(Items listed in a dataset)

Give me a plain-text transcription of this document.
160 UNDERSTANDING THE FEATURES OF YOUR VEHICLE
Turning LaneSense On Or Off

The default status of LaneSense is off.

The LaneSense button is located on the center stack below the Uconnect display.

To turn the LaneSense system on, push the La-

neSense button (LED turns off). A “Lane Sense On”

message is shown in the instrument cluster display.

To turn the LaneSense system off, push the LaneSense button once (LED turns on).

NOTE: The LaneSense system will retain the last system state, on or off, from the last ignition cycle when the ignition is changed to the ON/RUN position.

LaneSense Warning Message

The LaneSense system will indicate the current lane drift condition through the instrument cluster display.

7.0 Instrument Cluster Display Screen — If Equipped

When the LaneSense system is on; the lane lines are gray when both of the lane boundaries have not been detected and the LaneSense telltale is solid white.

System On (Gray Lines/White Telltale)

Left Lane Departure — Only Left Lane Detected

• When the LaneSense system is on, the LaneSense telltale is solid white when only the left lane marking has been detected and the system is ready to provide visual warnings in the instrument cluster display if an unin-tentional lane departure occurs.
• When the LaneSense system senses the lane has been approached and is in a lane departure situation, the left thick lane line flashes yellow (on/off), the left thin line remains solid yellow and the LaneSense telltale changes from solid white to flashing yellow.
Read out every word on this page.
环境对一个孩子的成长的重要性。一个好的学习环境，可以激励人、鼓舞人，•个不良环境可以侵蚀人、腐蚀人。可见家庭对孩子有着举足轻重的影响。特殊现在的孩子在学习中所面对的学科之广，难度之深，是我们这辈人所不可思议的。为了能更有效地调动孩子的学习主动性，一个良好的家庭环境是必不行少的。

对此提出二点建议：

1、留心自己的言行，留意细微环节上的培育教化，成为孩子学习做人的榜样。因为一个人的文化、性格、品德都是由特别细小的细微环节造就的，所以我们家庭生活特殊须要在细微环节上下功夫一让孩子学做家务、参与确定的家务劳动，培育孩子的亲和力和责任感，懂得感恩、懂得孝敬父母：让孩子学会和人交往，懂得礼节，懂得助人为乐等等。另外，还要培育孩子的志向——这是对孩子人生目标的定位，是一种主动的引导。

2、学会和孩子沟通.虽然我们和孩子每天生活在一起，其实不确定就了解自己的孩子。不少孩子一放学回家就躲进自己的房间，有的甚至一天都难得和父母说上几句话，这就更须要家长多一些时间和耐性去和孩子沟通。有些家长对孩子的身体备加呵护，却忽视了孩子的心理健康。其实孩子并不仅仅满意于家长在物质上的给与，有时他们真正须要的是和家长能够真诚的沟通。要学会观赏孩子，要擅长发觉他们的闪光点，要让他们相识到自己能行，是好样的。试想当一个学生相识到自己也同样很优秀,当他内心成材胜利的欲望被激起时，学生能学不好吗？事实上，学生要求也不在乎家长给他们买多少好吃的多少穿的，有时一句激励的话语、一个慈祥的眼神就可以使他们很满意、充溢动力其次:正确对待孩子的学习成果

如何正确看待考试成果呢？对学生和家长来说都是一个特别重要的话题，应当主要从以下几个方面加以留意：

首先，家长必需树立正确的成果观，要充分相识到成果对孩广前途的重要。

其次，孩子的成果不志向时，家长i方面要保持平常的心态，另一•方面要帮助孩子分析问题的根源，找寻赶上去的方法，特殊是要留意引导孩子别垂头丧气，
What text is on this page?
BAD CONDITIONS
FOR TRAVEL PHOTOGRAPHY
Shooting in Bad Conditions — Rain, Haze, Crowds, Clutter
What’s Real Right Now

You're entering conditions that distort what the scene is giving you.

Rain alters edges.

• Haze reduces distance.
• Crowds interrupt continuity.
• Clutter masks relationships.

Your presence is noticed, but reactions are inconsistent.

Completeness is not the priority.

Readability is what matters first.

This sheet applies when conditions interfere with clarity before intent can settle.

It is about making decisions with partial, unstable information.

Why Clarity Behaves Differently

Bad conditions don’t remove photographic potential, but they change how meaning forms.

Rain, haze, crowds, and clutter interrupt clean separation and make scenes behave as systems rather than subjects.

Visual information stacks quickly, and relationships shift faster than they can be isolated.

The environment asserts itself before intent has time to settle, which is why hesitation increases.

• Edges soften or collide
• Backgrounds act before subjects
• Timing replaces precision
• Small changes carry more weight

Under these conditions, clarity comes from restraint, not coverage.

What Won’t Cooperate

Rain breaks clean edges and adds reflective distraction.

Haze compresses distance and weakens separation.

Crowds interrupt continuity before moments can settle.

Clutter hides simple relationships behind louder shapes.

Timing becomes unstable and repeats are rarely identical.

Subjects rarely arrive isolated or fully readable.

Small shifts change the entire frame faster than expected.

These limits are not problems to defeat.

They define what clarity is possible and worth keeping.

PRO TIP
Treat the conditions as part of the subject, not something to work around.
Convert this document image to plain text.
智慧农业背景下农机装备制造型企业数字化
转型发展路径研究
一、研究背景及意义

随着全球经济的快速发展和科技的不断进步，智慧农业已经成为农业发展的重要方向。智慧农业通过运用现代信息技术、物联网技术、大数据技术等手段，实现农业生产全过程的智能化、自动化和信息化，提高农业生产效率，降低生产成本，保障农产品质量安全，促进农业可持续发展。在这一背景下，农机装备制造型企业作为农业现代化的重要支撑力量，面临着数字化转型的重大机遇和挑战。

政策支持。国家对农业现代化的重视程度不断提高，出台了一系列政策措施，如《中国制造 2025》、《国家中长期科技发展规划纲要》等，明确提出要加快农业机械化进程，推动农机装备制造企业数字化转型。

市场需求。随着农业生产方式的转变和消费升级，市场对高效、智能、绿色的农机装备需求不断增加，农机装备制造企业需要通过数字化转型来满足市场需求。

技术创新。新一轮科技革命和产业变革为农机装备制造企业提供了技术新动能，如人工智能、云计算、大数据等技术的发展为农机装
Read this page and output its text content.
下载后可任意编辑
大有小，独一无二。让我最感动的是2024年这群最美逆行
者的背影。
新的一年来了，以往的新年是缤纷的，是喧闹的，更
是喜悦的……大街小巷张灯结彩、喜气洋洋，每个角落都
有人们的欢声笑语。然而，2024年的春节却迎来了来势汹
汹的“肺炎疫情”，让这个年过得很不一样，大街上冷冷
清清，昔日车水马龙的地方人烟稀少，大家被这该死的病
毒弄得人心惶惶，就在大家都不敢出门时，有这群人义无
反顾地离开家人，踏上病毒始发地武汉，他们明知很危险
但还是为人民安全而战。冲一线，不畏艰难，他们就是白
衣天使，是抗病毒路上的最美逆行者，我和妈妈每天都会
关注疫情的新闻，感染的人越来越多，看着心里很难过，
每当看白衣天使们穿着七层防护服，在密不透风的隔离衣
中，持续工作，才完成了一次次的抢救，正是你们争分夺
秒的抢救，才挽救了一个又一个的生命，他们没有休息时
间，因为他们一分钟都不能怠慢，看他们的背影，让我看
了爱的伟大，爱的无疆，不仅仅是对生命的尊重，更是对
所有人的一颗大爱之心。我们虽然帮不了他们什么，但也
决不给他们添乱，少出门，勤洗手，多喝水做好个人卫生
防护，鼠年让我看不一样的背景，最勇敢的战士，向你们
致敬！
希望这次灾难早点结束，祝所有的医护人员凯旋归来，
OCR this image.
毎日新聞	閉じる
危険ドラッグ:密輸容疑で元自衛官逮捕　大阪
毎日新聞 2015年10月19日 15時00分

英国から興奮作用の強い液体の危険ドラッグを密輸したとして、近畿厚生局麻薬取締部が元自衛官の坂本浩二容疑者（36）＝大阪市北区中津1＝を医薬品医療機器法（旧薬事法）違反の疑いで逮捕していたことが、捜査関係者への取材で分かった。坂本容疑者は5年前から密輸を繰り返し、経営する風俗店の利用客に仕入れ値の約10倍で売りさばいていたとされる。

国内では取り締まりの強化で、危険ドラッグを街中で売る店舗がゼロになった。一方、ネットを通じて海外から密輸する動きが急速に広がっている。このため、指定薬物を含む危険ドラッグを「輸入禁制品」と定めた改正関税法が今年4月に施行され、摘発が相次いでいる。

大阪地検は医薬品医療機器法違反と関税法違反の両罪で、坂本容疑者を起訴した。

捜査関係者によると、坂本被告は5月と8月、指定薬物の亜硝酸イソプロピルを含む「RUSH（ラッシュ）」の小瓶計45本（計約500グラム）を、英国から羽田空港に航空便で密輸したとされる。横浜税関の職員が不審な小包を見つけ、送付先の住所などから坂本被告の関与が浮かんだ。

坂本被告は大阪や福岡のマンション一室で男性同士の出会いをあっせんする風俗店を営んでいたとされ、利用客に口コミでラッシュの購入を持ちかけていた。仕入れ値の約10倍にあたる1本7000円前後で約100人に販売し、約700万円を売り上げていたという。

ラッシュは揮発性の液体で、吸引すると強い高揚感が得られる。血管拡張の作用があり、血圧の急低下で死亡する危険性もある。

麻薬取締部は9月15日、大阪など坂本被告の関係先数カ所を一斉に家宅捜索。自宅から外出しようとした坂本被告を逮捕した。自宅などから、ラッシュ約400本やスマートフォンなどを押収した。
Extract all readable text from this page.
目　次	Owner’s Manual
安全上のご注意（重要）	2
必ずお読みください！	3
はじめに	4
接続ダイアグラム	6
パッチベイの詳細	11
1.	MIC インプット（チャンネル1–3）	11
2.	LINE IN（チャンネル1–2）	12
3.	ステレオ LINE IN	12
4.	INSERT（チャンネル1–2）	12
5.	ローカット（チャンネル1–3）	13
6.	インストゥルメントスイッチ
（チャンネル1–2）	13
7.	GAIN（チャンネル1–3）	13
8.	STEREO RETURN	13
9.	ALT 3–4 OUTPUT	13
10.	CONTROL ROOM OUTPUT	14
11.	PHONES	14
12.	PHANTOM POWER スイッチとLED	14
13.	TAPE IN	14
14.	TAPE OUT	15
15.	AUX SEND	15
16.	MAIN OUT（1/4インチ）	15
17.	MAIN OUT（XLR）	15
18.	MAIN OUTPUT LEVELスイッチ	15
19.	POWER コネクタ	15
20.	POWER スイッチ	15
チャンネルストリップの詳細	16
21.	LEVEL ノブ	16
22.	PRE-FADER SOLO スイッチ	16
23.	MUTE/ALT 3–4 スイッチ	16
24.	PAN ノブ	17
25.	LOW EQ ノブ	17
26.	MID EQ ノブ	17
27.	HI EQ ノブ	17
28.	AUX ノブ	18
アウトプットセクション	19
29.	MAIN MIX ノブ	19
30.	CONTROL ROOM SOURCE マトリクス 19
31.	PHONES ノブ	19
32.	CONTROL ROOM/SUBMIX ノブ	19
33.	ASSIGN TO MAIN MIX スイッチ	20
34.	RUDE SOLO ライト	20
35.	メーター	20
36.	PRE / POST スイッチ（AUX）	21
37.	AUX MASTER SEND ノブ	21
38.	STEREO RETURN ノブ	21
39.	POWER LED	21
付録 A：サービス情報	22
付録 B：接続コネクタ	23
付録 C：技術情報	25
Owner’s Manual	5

TASK STATEMENT ::
Search the records for the word "been" and copy every line where it occurs.

EXERCISE ANSWER ::
When the LaneSense system is on; the lane lines are gray when both of the lane boundaries have not been detected and the LaneSense telltale is solid white.
• When the LaneSense system is on, the LaneSense telltale is solid white when only the left lane marking has been detected and the system is ready to provide visual warnings in the instrument cluster display if an unin-tentional lane departure occurs.
• When the LaneSense system senses the lane has been approached and is in a lane departure situation, the left thick lane line flashes yellow (on/off), the left thin line remains solid yellow and the LaneSense telltale changes from solid white to flashing yellow.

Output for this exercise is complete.